* Your goal
Could you print every record below exactly as it appears?

Start of Excerpted records

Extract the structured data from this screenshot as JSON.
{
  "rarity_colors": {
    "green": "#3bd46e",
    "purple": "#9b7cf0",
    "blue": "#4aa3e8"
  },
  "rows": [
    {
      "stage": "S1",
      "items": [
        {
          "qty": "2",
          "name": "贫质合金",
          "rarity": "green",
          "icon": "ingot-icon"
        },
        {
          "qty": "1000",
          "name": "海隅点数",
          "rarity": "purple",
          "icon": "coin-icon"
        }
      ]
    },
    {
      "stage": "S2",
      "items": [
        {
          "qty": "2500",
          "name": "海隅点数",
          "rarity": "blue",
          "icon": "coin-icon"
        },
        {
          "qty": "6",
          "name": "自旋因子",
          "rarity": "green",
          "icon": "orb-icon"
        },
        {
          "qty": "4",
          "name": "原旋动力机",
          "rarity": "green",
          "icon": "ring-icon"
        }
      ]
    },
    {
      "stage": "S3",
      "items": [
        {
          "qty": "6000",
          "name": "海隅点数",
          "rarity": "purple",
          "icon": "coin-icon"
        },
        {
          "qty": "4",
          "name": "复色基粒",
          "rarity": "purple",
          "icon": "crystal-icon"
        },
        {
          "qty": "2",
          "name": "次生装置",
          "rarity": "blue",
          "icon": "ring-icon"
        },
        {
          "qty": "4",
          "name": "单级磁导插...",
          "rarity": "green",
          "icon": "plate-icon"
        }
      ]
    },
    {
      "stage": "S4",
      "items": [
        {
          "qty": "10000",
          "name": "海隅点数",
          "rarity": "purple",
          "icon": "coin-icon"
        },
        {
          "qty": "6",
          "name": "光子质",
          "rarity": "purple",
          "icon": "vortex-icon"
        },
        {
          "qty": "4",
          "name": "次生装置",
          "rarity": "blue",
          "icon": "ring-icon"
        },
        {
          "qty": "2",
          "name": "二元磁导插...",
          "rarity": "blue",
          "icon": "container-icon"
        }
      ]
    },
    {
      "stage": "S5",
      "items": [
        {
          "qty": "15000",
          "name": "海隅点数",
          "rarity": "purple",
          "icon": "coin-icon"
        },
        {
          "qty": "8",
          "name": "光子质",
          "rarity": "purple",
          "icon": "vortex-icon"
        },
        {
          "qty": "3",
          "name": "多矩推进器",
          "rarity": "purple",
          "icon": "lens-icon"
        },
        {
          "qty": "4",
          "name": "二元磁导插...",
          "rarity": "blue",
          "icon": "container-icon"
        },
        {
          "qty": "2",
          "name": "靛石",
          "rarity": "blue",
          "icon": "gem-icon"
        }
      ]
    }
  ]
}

End of Excerpted records

* The output
Extract the structured data from this screenshot as JSON.
{
  "rarity_colors": {
    "green": "#3bd46e",
    "purple": "#9b7cf0",
    "blue": "#4aa3e8"
  },
  "rows": [
    {
      "stage": "S1",
      "items": [
        {
          "qty": "2",
          "name": "贫质合金",
          "rarity": "green",
          "icon": "ingot-icon"
        },
        {
          "qty": "1000",
          "name": "海隅点数",
          "rarity": "purple",
          "icon": "coin-icon"
        }
      ]
    },
    {
      "stage": "S2",
      "items": [
        {
          "qty": "2500",
          "name": "海隅点数",
          "rarity": "blue",
          "icon": "coin-icon"
        },
        {
          "qty": "6",
          "name": "自旋因子",
          "rarity": "green",
          "icon": "orb-icon"
        },
        {
          "qty": "4",
          "name": "原旋动力机",
          "rarity": "green",
          "icon": "ring-icon"
        }
      ]
    },
    {
      "stage": "S3",
      "items": [
        {
          "qty": "6000",
          "name": "海隅点数",
          "rarity": "purple",
          "icon": "coin-icon"
        },
        {
          "qty": "4",
          "name": "复色基粒",
          "rarity": "purple",
          "icon": "crystal-icon"
        },
        {
          "qty": "2",
          "name": "次生装置",
          "rarity": "blue",
          "icon": "ring-icon"
        },
        {
          "qty": "4",
          "name": "单级磁导插...",
          "rarity": "green",
          "icon": "plate-icon"
        }
      ]
    },
    {
      "stage": "S4",
      "items": [
        {
          "qty": "10000",
          "name": "海隅点数",
          "rarity": "purple",
          "icon": "coin-icon"
        },
        {
          "qty": "6",
          "name": "光子质",
          "rarity": "purple",
          "icon": "vortex-icon"
        },
        {
          "qty": "4",
          "name": "次生装置",
          "rarity": "blue",
          "icon": "ring-icon"
        },
        {
          "qty": "2",
          "name": "二元磁导插...",
          "rarity": "blue",
          "icon": "container-icon"
        }
      ]
    },
    {
      "stage": "S5",
      "items": [
        {
          "qty": "15000",
          "name": "海隅点数",
          "rarity": "purple",
          "icon": "coin-icon"
        },
        {
          "qty": "8",
          "name": "光子质",
          "rarity": "purple",
          "icon": "vortex-icon"
        },
        {
          "qty": "3",
          "name": "多矩推进器",
          "rarity": "purple",
          "icon": "lens-icon"
        },
        {
          "qty": "4",
          "name": "二元磁导插...",
          "rarity": "blue",
          "icon": "container-icon"
        },
        {
          "qty": "2",
          "name": "靛石",
          "rarity": "blue",
          "icon": "gem-icon"
        }
      ]
    }
  ]
}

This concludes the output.